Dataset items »

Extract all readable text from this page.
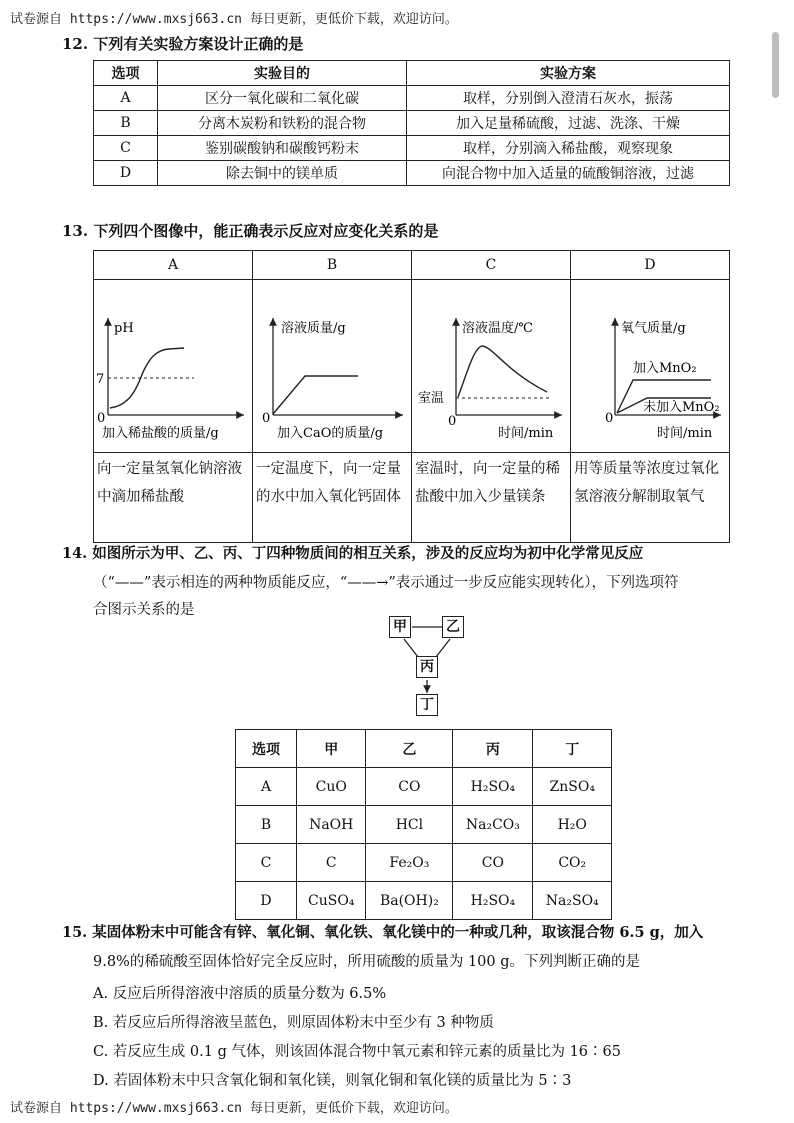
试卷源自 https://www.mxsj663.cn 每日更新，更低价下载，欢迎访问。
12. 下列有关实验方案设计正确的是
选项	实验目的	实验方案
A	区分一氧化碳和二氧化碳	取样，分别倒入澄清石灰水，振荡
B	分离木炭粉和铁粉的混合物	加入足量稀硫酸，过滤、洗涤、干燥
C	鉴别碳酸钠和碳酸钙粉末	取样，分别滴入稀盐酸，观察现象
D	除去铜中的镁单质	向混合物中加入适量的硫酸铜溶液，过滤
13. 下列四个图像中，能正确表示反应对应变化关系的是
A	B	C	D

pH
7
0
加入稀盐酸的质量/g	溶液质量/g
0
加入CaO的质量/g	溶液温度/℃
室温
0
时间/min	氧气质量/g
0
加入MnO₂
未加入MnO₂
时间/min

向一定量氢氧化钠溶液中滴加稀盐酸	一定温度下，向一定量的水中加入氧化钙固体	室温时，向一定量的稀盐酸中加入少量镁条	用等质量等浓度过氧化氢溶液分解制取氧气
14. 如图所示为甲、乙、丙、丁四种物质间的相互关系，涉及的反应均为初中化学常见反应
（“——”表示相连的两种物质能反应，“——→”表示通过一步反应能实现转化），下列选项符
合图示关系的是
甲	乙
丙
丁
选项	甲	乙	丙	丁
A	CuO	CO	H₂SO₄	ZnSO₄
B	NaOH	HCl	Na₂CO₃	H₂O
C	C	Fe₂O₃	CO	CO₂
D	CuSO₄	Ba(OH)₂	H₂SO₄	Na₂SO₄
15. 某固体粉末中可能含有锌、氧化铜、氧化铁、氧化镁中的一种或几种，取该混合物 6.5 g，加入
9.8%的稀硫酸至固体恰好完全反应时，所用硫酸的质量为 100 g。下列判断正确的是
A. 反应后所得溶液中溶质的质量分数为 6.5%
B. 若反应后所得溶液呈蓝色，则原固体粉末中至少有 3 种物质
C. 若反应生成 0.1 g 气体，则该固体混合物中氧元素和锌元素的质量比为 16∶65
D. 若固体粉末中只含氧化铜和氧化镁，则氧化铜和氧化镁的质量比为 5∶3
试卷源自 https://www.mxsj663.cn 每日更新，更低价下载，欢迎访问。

TASK DESCRIPTION » Repeat each entry precisely as it appears. Leave the pictures out.

ANSWER BELOW »
Extract all readable text from this page.
试卷源自 https://www.mxsj663.cn 每日更新，更低价下载，欢迎访问。
12. 下列有关实验方案设计正确的是
选项	实验目的	实验方案
A	区分一氧化碳和二氧化碳	取样，分别倒入澄清石灰水，振荡
B	分离木炭粉和铁粉的混合物	加入足量稀硫酸，过滤、洗涤、干燥
C	鉴别碳酸钠和碳酸钙粉末	取样，分别滴入稀盐酸，观察现象
D	除去铜中的镁单质	向混合物中加入适量的硫酸铜溶液，过滤
13. 下列四个图像中，能正确表示反应对应变化关系的是
A	B	C	D

pH
7
0
加入稀盐酸的质量/g	溶液质量/g
0
加入CaO的质量/g	溶液温度/℃
室温
0
时间/min	氧气质量/g
0
加入MnO₂
未加入MnO₂
时间/min

向一定量氢氧化钠溶液中滴加稀盐酸	一定温度下，向一定量的水中加入氧化钙固体	室温时，向一定量的稀盐酸中加入少量镁条	用等质量等浓度过氧化氢溶液分解制取氧气
14. 如图所示为甲、乙、丙、丁四种物质间的相互关系，涉及的反应均为初中化学常见反应
（“——”表示相连的两种物质能反应，“——→”表示通过一步反应能实现转化），下列选项符
合图示关系的是
甲	乙
丙
丁
选项	甲	乙	丙	丁
A	CuO	CO	H₂SO₄	ZnSO₄
B	NaOH	HCl	Na₂CO₃	H₂O
C	C	Fe₂O₃	CO	CO₂
D	CuSO₄	Ba(OH)₂	H₂SO₄	Na₂SO₄
15. 某固体粉末中可能含有锌、氧化铜、氧化铁、氧化镁中的一种或几种，取该混合物 6.5 g，加入
9.8%的稀硫酸至固体恰好完全反应时，所用硫酸的质量为 100 g。下列判断正确的是
A. 反应后所得溶液中溶质的质量分数为 6.5%
B. 若反应后所得溶液呈蓝色，则原固体粉末中至少有 3 种物质
C. 若反应生成 0.1 g 气体，则该固体混合物中氧元素和锌元素的质量比为 16∶65
D. 若固体粉末中只含氧化铜和氧化镁，则氧化铜和氧化镁的质量比为 5∶3
试卷源自 https://www.mxsj663.cn 每日更新，更低价下载，欢迎访问。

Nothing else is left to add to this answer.